### WHAT YOU NEED TO DO
Pull out each line of the records below that contains the string "label".

— BEGIN DATA IN THIS EXERCISE —

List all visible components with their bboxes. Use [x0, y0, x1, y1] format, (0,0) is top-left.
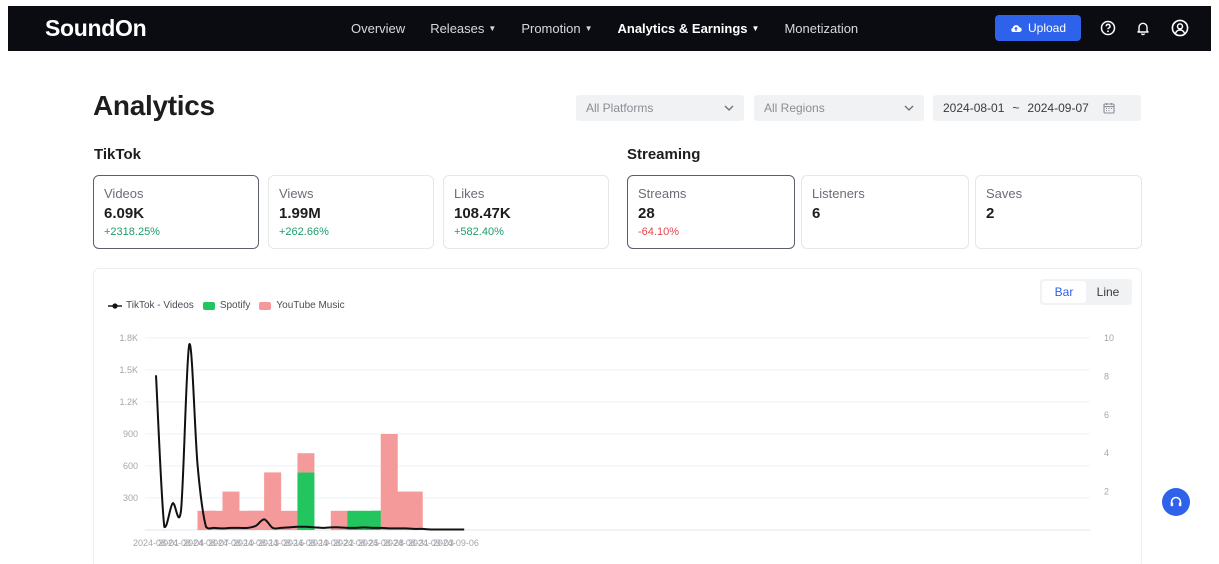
y-tick-label-right: 4 — [1104, 448, 1109, 458]
spotify-bar — [297, 472, 315, 530]
x-tick-label: 2024-09-06 — [433, 538, 479, 548]
page: SoundOn Overview Releases ▼ Promotion ▼ An… — [0, 0, 1219, 564]
youtube-music-bar — [405, 491, 423, 530]
y-tick-label-right: 6 — [1104, 410, 1109, 420]
analytics-chart: 3006009001.2K1.5K1.8K2468102024-08-01202… — [119, 333, 1114, 548]
y-tick-label-left: 900 — [123, 429, 138, 439]
headset-icon — [1170, 496, 1182, 507]
y-tick-label-left: 300 — [123, 493, 138, 503]
youtube-music-bar — [297, 453, 315, 473]
y-tick-label-right: 8 — [1104, 371, 1109, 381]
youtube-music-bar — [380, 434, 398, 530]
support-chat-button[interactable] — [1162, 488, 1190, 516]
y-tick-label-left: 1.2K — [119, 397, 138, 407]
y-tick-label-right: 2 — [1104, 487, 1109, 497]
youtube-music-bar — [222, 491, 240, 530]
y-tick-label-left: 600 — [123, 461, 138, 471]
y-tick-label-right: 10 — [1104, 333, 1114, 343]
y-tick-label-left: 1.8K — [119, 333, 138, 343]
y-tick-label-left: 1.5K — [119, 365, 138, 375]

— END DATA IN THIS EXERCISE —

### THE REPLY
y-tick-label-right: 4 — [1104, 448, 1109, 458]
x-tick-label: 2024-09-06 — [433, 538, 479, 548]
y-tick-label-right: 6 — [1104, 410, 1109, 420]
y-tick-label-left: 900 — [123, 429, 138, 439]
y-tick-label-left: 300 — [123, 493, 138, 503]
y-tick-label-right: 8 — [1104, 371, 1109, 381]
y-tick-label-left: 1.2K — [119, 397, 138, 407]
y-tick-label-right: 2 — [1104, 487, 1109, 497]
y-tick-label-left: 600 — [123, 461, 138, 471]
y-tick-label-right: 10 — [1104, 333, 1114, 343]
y-tick-label-left: 1.8K — [119, 333, 138, 343]
y-tick-label-left: 1.5K — [119, 365, 138, 375]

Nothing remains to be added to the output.